== What is being asked ==
Collect all the lines that mention the word "вибрация".
★ ★ ★
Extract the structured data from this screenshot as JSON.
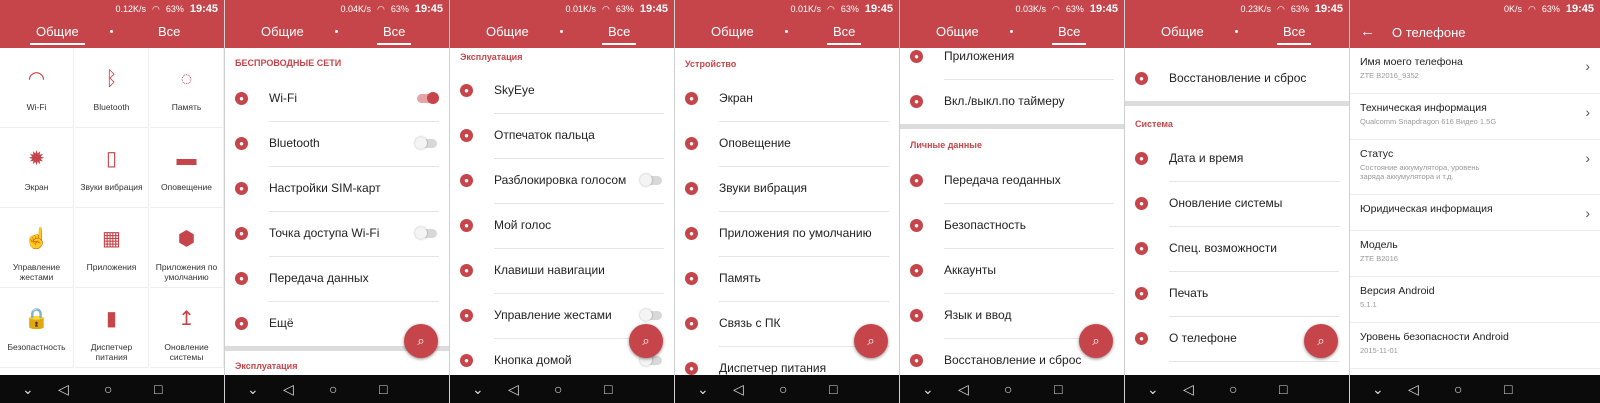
{
  "status": [
    {
      "speed": "0.12K/s",
      "battery": "63%",
      "time": "19:45"
    },
    {
      "speed": "0.04K/s",
      "battery": "63%",
      "time": "19:45"
    },
    {
      "speed": "0.01K/s",
      "battery": "63%",
      "time": "19:45"
    },
    {
      "speed": "0.01K/s",
      "battery": "63%",
      "time": "19:45"
    },
    {
      "speed": "0.03K/s",
      "battery": "63%",
      "time": "19:45"
    },
    {
      "speed": "0.23K/s",
      "battery": "63%",
      "time": "19:45"
    },
    {
      "speed": "0K/s",
      "battery": "63%",
      "time": "19:45"
    }
  ],
  "tabs": {
    "general": "Общие",
    "all": "Все"
  },
  "grid": [
    {
      "label": "Wi-Fi",
      "icon": "wifi-icon",
      "glyph": "◠"
    },
    {
      "label": "Bluetooth",
      "icon": "bluetooth-icon",
      "glyph": "ᛒ"
    },
    {
      "label": "Память",
      "icon": "storage-icon",
      "glyph": "◌"
    },
    {
      "label": "Экран",
      "icon": "display-icon",
      "glyph": "✹"
    },
    {
      "label": "Звуки вибрация",
      "icon": "vibration-icon",
      "glyph": "▯"
    },
    {
      "label": "Оповещение",
      "icon": "notification-icon",
      "glyph": "▬"
    },
    {
      "label": "Управление жестами",
      "icon": "gesture-icon",
      "glyph": "☝"
    },
    {
      "label": "Приложения",
      "icon": "apps-icon",
      "glyph": "▦"
    },
    {
      "label": "Приложения по умолчанию",
      "icon": "default-apps-icon",
      "glyph": "⬢"
    },
    {
      "label": "Безопастность",
      "icon": "lock-icon",
      "glyph": "🔒"
    },
    {
      "label": "Диспетчер питания",
      "icon": "battery-icon",
      "glyph": "▮"
    },
    {
      "label": "Оновление системы",
      "icon": "update-icon",
      "glyph": "↥"
    }
  ],
  "p2": {
    "section": "БЕСПРОВОДНЫЕ СЕТИ",
    "items": [
      "Wi-Fi",
      "Bluetooth",
      "Настройки SIM-карт",
      "Точка доступа Wi-Fi",
      "Передача данных",
      "Ещё"
    ],
    "next_section": "Эксплуатация"
  },
  "p3": {
    "section": "Эксплуатация",
    "items": [
      "SkyEye",
      "Отпечаток пальца",
      "Разблокировка голосом",
      "Мой голос",
      "Клавиши навигации",
      "Управление жестами",
      "Кнопка домой"
    ]
  },
  "p4": {
    "section": "Устройство",
    "items": [
      "Экран",
      "Оповещение",
      "Звуки вибрация",
      "Приложения по умолчанию",
      "Память",
      "Связь с ПК",
      "Диспетчер питания"
    ]
  },
  "p5": {
    "top_items": [
      "Приложения",
      "Вкл./выкл.по таймеру"
    ],
    "section": "Личные данные",
    "items": [
      "Передача геоданных",
      "Безопастность",
      "Аккаунты",
      "Язык и ввод",
      "Восстановление и сброс"
    ]
  },
  "p6": {
    "top_item": "Восстановление и сброс",
    "section": "Система",
    "items": [
      "Дата и время",
      "Оновление системы",
      "Спец. возможности",
      "Печать",
      "О телефоне"
    ]
  },
  "about": {
    "title": "О телефоне",
    "items": [
      {
        "title": "Имя моего телефона",
        "sub": "ZTE B2016_9352",
        "chev": "›"
      },
      {
        "title": "Техническая информация",
        "sub": "Qualcomm Snapdragon 616  Видео 1.5G",
        "chev": "›"
      },
      {
        "title": "Статус",
        "sub": "Состояние аккумулятора, уровень заряда аккумулятора и т.д.",
        "chev": "›"
      },
      {
        "title": "Юридическая информация",
        "sub": "",
        "chev": "›"
      },
      {
        "title": "Модель",
        "sub": "ZTE B2016",
        "chev": ""
      },
      {
        "title": "Версия Android",
        "sub": "5.1.1",
        "chev": ""
      },
      {
        "title": "Уровень безопасности Android",
        "sub": "2015-11-01",
        "chev": ""
      }
    ]
  },
  "colors": {
    "accent": "#c6454a",
    "nav": "#0b0b0b"
  }
}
★ ★ ★
== Result ==
      "label": "Звуки вибрация",
      "Звуки вибрация",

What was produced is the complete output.